● Extracto seleccionado

Son, pues, muchos y hondos los motivos que nos llevan a expresarle nuestro reconocimiento. De ello dan claro testimonio los trabajos que componen este libro, en los que se pone de manifiesto una gratitud de amplio espectro que abarca casi todos los campos mencionados. La composición del volumen ha sido, en realidad, el resultado espontáneo de una convocatoria en la que se solicitaba simplemente expresar, de manera libre, algún motivo de complicidad con el homenaje que se estaba preparando. El libro refleja, así, de manera fidedigna, la vasta gama de razones que los colegas y amigos de Salomón hemos querido hacer explícitas como muestras de gratitud.

Para los editores, la iniciativa de organizar este homenaje ha sido entendida por eso principalmente como un modo de canalizar el deseo latente de muchas personas de dar expresión a su reconocimiento. Nos hemos reunido queriendo conjugar editorialmente los ámbitos de la filosofía académica, la reflexión sobre los derechos humanos y la intelección de la fe, para desde allí dirigir una invitación que permitiese la participación de profesores o expertos que, en diferentes perspectivas, quisieran manifestarle a Salomón su agradecimiento por la obra realizada o por las lecciones que nos ha dejado.

● Material listado
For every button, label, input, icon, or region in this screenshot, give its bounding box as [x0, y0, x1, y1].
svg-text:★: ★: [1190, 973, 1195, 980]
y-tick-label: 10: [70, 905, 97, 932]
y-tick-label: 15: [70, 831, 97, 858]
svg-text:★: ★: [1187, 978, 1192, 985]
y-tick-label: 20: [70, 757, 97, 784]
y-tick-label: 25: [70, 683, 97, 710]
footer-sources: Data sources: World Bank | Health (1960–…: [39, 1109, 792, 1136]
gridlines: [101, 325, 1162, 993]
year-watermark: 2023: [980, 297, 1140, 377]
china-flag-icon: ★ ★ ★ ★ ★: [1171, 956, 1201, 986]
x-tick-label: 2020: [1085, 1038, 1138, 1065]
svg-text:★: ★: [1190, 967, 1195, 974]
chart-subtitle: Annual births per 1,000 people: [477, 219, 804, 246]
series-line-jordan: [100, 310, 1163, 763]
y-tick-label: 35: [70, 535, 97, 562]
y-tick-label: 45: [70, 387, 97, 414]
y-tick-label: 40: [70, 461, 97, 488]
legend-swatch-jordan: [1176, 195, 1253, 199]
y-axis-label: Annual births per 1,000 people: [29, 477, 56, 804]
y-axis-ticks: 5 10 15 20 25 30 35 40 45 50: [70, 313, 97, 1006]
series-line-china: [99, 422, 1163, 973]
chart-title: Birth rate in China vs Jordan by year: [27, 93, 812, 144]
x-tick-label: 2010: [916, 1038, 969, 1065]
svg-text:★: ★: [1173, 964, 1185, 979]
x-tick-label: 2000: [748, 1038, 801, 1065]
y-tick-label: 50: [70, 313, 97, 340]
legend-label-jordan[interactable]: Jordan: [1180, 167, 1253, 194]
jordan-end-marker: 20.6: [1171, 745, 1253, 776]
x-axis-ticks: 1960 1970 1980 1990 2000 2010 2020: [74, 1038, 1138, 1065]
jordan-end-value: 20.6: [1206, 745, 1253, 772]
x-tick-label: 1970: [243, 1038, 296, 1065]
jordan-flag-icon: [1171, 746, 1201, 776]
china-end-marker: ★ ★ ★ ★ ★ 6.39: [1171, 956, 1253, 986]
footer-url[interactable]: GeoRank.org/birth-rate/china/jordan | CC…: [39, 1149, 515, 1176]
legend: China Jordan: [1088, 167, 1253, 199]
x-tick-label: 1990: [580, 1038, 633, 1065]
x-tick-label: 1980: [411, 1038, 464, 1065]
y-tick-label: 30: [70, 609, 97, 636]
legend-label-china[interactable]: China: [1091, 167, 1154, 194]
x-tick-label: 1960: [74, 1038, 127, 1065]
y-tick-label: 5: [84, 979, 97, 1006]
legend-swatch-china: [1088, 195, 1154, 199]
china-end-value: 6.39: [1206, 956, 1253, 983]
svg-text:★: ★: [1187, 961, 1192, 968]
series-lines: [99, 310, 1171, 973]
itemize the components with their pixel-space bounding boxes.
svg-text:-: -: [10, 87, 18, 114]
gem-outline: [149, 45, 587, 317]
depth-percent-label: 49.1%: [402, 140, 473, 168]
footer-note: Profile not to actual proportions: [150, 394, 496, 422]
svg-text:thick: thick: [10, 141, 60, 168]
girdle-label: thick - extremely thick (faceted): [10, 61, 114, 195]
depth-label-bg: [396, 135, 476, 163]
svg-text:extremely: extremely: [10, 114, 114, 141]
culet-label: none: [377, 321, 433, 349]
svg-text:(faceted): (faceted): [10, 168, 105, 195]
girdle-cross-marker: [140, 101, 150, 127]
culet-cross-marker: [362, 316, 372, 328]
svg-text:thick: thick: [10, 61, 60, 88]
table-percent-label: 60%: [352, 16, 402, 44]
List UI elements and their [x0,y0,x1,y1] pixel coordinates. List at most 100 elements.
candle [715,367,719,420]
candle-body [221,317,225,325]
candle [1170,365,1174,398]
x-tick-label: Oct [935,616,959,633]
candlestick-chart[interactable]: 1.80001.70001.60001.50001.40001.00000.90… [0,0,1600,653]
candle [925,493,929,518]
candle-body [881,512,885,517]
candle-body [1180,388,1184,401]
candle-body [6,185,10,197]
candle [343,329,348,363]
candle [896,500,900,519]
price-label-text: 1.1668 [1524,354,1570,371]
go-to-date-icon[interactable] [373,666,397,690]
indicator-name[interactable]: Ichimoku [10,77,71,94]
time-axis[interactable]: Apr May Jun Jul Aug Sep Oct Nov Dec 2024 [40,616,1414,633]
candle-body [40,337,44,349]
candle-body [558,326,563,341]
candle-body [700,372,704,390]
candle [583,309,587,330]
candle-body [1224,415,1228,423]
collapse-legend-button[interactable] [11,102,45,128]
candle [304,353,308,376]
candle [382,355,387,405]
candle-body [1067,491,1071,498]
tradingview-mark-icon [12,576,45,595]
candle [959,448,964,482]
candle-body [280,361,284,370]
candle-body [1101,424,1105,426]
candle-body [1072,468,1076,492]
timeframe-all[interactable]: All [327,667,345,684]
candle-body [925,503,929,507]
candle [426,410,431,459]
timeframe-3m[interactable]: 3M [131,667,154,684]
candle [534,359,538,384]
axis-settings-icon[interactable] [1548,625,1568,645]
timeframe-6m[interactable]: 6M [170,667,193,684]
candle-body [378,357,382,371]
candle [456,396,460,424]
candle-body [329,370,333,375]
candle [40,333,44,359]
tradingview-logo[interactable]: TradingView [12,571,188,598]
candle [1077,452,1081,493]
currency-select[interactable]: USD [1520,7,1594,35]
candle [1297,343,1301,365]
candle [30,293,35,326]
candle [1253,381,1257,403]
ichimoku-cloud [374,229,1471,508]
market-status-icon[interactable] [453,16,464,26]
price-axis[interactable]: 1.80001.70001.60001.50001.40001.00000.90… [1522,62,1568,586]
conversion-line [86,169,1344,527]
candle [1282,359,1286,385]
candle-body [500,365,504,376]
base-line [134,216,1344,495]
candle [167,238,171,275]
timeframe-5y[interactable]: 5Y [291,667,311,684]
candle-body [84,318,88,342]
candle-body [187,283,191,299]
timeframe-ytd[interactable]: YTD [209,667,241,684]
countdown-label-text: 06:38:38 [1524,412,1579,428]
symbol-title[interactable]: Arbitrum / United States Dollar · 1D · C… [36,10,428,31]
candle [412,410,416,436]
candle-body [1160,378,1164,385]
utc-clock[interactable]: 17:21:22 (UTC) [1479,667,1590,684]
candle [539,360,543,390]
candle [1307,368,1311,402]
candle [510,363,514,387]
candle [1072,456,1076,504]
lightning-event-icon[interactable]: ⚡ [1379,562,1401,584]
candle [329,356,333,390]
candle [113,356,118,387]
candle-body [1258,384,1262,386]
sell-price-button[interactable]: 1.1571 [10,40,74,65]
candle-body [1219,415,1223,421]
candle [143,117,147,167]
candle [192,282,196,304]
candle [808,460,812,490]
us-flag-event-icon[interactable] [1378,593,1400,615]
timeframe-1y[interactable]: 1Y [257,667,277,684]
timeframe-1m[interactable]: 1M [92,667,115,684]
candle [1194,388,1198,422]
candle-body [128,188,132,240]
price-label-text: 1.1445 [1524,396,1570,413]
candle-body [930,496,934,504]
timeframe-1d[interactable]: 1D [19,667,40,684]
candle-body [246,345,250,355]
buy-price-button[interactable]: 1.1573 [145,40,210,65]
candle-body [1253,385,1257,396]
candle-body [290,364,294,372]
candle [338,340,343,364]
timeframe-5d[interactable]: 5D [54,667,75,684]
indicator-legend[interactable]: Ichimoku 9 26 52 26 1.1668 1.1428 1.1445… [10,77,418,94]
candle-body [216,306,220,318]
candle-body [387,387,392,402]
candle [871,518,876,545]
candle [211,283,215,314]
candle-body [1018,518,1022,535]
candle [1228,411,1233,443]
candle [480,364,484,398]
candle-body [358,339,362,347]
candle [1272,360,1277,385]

● Por hacer
Prosigue el texto sobre el homenaje a Salomón a partir de su última oración.

● Resultado obtenido
El volumen que presentamos comprende una amplia gama de contribuciones académicas y contiene igualmente una sección de semblanzas y testimonios de carácter más personal. Esto último nos exime de hacer aquí una presentación detallada de los méritos o las virtudes de Salomón. Queremos, más bien, manifestar nuestro agradecimiento a los autores que participan en el homenaje y hacer público, además, el entusiasmo que nos expresaron de poder sumarse a esta iniciativa.

Agradecemos al rectorado de la PUCP por el respaldo otorgado a esta iniciativa y a su Fondo Editorial por hacerse cargo de la publicación del volumen. Agradecemos igualmente a Rodrigo Ferradas y Alexandra Alván por el cuidadoso y eficiente trabajo de edición de los textos; a Mónica Belevan, Mariana Chu, Sebastián León y María Alejandra Valdez por la traducción de algunos artículos y a Cristina Alayza por su constante y generoso apoyo en estas tareas.

Expresamos, en fin, nuestro agradecimiento a Margarita Checa, creadora de la escultura Logos, que aparece en la portada; a Alicia Benavides, autora de la fotografía, y a Gisella Scheuch, responsable del diseño de la cubierta, por su generosa participación en el homenaje.

Nos unimos a todos los autores de este libro en el propósito unánime de expresar nuestro reconocimiento y nuestra gratitud a Salomón Lerner Febres por ofrecernos la lección y darnos testimonio, con su vida entera, de que la verdad nos hace libres.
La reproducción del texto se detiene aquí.